GIVEN EXERCISE: Find the lines holding the word "label" and collect them.

----

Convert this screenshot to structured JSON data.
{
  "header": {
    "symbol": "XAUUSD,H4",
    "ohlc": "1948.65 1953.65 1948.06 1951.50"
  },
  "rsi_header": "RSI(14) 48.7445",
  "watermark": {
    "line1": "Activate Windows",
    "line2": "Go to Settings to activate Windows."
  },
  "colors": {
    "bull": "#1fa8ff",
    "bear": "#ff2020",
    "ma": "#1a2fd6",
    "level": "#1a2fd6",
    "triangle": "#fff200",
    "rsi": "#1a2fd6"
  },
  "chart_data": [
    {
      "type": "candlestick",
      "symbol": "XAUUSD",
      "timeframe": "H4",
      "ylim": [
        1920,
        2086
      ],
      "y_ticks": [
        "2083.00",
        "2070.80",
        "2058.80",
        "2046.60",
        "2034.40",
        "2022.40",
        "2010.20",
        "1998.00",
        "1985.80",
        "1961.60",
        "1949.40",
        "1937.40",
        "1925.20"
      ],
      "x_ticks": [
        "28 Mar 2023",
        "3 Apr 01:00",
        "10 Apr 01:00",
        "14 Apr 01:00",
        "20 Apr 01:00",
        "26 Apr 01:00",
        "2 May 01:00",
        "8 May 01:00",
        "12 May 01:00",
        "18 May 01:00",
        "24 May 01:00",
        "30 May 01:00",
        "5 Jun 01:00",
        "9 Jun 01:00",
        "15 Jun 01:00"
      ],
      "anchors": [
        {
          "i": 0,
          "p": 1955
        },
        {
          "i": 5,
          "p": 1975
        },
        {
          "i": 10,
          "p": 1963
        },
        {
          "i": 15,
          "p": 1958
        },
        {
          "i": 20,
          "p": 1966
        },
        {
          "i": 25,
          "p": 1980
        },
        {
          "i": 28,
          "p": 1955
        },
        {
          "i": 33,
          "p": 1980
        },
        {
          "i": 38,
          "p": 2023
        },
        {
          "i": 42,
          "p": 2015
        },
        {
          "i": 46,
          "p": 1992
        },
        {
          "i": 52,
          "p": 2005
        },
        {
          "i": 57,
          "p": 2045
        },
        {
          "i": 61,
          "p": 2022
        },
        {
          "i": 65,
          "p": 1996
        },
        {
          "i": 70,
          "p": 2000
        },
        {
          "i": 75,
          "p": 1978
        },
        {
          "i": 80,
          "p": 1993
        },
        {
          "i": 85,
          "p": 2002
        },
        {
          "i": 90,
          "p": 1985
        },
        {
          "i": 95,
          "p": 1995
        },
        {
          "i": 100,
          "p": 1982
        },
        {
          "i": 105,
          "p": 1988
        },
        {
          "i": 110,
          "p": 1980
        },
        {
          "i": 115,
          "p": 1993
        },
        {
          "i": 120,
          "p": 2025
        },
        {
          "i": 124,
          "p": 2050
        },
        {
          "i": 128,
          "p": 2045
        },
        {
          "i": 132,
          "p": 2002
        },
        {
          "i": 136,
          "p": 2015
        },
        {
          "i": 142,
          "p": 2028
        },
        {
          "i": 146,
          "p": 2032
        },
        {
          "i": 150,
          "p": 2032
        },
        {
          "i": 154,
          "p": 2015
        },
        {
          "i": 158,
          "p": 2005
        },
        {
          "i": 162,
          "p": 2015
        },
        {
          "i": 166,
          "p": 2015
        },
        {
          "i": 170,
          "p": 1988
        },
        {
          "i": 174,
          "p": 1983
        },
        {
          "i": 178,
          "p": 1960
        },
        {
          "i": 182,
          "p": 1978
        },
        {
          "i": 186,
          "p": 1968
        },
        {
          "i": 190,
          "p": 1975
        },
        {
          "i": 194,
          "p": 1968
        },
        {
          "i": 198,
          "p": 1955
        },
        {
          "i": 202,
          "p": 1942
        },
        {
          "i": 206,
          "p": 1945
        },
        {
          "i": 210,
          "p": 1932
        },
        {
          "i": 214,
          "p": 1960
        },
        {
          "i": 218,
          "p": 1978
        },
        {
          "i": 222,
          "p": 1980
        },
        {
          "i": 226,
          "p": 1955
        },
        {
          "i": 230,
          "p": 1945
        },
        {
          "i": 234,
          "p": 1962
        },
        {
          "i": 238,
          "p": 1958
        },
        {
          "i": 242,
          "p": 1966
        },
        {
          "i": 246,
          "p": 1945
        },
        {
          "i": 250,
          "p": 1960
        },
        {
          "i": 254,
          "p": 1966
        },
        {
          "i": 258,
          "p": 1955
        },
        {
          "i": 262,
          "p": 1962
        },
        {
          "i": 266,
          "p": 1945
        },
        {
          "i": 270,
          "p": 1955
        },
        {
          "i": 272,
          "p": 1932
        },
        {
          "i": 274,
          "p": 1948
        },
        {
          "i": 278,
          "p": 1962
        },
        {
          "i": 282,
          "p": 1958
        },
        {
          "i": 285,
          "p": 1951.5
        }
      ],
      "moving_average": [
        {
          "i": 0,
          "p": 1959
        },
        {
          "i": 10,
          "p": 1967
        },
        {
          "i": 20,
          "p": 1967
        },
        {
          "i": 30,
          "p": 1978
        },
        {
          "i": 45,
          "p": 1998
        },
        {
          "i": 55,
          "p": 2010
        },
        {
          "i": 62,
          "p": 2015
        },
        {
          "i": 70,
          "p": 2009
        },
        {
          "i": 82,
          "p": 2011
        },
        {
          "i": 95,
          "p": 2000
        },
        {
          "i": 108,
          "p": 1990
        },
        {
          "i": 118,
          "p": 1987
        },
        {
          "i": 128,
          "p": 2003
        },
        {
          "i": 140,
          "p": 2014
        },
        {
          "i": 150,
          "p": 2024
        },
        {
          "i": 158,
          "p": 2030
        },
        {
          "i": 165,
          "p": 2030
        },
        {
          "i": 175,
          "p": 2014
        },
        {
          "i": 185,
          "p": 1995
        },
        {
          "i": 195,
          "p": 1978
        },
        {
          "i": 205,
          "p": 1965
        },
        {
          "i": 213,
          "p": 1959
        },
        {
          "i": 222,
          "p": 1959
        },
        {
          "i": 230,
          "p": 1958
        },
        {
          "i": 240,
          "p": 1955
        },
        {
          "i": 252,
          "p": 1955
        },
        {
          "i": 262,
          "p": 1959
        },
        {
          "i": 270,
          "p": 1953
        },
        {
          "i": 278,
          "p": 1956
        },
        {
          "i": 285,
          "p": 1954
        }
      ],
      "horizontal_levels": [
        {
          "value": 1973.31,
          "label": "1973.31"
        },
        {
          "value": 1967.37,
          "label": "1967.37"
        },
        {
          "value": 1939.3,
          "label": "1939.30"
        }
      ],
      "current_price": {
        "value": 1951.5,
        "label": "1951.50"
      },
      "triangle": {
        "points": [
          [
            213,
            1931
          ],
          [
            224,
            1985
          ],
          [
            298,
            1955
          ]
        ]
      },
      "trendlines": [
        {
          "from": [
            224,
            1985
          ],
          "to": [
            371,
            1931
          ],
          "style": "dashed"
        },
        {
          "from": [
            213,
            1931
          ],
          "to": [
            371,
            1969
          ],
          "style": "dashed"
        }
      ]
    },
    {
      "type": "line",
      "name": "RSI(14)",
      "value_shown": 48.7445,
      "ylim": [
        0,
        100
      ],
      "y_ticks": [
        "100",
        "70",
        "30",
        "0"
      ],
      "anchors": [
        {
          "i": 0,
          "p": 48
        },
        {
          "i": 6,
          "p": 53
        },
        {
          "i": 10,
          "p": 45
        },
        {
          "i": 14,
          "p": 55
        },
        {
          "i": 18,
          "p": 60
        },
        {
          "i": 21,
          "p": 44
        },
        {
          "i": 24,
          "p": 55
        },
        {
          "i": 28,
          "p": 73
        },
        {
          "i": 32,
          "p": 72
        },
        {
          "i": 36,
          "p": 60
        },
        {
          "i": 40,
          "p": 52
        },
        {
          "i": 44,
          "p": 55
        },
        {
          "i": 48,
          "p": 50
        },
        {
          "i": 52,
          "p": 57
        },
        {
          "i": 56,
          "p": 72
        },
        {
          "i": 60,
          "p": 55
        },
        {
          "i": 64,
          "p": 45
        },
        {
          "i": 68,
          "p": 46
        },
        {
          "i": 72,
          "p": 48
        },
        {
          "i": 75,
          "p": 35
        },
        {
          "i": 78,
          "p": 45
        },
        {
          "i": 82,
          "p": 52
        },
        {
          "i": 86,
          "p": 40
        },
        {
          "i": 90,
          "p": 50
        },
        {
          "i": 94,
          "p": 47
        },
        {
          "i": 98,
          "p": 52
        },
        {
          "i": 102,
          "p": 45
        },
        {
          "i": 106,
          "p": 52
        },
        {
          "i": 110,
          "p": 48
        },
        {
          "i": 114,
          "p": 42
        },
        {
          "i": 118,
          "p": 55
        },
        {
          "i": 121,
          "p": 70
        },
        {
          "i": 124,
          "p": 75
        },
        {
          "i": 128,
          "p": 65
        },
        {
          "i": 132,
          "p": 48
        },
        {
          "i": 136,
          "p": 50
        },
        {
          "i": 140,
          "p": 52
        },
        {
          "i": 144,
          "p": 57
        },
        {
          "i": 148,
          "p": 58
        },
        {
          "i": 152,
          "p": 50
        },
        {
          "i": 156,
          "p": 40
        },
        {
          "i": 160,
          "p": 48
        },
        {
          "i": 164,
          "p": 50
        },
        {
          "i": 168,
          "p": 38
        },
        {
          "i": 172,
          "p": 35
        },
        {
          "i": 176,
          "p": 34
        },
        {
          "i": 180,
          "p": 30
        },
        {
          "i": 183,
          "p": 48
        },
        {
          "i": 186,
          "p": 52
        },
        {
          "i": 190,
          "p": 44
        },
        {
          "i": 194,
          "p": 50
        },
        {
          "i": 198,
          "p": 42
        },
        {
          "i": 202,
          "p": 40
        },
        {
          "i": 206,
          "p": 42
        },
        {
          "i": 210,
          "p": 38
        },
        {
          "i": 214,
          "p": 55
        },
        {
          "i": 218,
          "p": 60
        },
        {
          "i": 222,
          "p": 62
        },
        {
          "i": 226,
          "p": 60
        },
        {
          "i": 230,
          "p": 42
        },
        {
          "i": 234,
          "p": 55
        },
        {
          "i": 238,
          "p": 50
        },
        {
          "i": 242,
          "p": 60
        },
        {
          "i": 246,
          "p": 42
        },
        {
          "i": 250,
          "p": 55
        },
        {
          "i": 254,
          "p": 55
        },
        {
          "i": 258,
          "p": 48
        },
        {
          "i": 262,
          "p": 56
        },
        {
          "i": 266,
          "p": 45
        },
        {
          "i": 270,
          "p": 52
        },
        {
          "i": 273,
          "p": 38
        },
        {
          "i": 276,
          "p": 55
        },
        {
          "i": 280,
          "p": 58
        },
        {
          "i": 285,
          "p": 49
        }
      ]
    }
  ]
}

----

EXPECTED OUTPUT:
          "label": "1973.31"
          "label": "1967.37"
          "label": "1939.30"
        "label": "1951.50"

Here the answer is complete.